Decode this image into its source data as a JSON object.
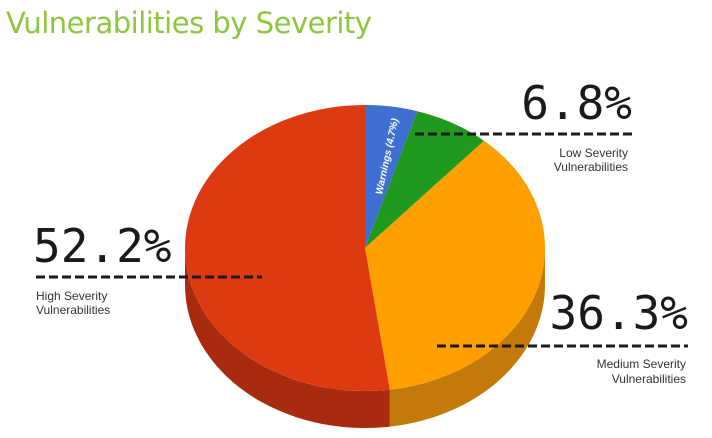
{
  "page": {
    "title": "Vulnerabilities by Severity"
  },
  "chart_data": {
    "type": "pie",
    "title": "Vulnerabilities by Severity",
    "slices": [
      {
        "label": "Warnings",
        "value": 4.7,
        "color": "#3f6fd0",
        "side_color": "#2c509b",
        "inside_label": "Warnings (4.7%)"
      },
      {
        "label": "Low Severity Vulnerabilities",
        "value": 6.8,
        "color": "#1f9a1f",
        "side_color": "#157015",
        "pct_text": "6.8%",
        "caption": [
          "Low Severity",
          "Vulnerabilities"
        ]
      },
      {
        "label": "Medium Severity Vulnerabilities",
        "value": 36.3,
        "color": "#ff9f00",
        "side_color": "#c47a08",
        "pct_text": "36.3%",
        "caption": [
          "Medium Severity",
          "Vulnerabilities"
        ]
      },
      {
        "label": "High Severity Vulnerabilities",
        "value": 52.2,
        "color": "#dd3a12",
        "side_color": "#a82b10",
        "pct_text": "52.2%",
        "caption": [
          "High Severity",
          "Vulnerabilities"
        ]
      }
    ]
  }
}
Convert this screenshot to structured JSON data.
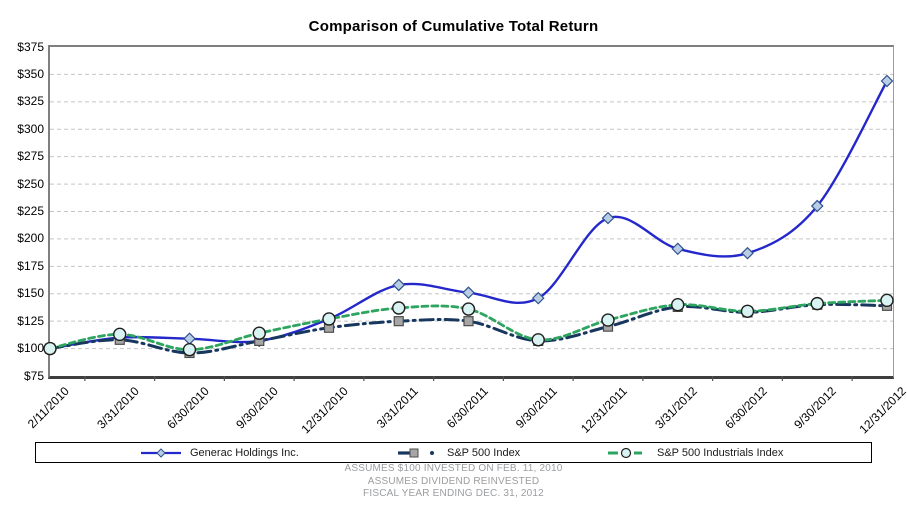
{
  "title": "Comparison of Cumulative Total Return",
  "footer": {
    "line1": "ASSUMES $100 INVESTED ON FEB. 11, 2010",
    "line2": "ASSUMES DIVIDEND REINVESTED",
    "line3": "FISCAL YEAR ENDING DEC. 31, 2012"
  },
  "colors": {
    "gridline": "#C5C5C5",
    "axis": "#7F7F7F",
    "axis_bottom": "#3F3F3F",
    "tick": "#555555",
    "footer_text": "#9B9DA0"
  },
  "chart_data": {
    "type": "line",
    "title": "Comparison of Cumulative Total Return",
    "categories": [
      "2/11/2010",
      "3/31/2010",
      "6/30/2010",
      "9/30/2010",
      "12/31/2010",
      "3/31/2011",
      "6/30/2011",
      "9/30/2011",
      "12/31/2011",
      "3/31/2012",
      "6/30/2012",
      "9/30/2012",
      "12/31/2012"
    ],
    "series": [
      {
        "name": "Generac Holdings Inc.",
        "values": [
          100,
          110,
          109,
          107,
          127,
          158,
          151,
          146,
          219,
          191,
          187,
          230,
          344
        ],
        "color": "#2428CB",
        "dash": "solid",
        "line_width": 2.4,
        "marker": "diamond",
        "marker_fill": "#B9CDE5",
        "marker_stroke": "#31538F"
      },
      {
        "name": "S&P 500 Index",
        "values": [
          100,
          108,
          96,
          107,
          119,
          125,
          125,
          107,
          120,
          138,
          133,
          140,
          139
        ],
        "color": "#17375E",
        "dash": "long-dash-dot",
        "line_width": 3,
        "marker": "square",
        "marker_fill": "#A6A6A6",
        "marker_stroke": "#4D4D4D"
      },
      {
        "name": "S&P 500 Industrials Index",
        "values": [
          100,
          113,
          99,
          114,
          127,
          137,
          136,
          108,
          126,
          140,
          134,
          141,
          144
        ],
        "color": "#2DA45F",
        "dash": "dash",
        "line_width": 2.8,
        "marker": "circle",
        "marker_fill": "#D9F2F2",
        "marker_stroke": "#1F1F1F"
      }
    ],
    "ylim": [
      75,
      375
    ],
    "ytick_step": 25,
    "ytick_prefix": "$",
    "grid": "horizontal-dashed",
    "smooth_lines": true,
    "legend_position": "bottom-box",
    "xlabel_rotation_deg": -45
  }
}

==

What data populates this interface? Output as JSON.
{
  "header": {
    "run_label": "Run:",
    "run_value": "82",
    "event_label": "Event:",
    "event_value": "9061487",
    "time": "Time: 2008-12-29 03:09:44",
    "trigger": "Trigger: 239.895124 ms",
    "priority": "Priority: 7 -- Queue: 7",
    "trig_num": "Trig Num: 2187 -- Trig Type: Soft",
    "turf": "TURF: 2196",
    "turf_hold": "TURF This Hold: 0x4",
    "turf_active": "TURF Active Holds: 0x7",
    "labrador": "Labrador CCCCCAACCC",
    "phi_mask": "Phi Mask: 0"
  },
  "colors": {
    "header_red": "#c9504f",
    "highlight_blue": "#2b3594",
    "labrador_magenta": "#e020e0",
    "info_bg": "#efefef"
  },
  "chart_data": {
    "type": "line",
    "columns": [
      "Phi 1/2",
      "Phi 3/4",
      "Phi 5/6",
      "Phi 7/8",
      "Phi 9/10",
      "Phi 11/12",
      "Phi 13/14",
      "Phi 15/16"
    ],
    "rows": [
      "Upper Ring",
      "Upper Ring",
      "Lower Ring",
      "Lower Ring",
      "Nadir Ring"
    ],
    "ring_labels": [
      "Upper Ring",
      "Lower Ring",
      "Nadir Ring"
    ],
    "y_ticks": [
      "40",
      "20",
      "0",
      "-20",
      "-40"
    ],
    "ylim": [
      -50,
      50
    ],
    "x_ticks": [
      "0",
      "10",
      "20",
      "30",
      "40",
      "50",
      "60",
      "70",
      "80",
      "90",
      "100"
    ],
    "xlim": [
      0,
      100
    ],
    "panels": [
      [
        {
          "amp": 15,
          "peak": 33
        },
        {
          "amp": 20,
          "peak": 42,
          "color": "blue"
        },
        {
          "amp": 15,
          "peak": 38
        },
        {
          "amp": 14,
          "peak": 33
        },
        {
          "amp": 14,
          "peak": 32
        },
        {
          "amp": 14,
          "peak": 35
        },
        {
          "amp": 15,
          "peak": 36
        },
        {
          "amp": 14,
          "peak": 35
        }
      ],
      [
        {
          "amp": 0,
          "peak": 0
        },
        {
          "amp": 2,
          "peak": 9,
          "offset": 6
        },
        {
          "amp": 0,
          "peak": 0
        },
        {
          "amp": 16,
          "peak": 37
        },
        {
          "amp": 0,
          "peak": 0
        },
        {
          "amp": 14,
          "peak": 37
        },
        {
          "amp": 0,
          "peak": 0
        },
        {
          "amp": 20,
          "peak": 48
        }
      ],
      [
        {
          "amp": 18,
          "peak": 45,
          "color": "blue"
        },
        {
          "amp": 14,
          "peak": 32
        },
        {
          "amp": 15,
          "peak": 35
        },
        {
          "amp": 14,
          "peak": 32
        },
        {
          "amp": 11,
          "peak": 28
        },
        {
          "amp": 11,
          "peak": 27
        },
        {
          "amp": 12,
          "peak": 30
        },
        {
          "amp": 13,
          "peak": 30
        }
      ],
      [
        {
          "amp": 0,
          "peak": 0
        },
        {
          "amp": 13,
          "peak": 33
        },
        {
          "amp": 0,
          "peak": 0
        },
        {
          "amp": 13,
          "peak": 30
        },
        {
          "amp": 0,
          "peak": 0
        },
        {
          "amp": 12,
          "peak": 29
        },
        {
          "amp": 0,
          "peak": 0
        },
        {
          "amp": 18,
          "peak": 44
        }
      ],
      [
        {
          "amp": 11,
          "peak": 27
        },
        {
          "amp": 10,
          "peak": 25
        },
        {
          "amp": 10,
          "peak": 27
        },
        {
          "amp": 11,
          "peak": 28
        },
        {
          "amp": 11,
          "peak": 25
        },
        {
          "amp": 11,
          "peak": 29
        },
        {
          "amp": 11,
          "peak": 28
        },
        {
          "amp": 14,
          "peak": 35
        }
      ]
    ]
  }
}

### INSTRUCTIONS FOR THE TASK
Scan the material above. Copy each line where "ASSUMES" occurs.

### EXERCISE RESULT
    "line1": "ASSUMES $100 INVESTED ON FEB. 11, 2010",
    "line2": "ASSUMES DIVIDEND REINVESTED",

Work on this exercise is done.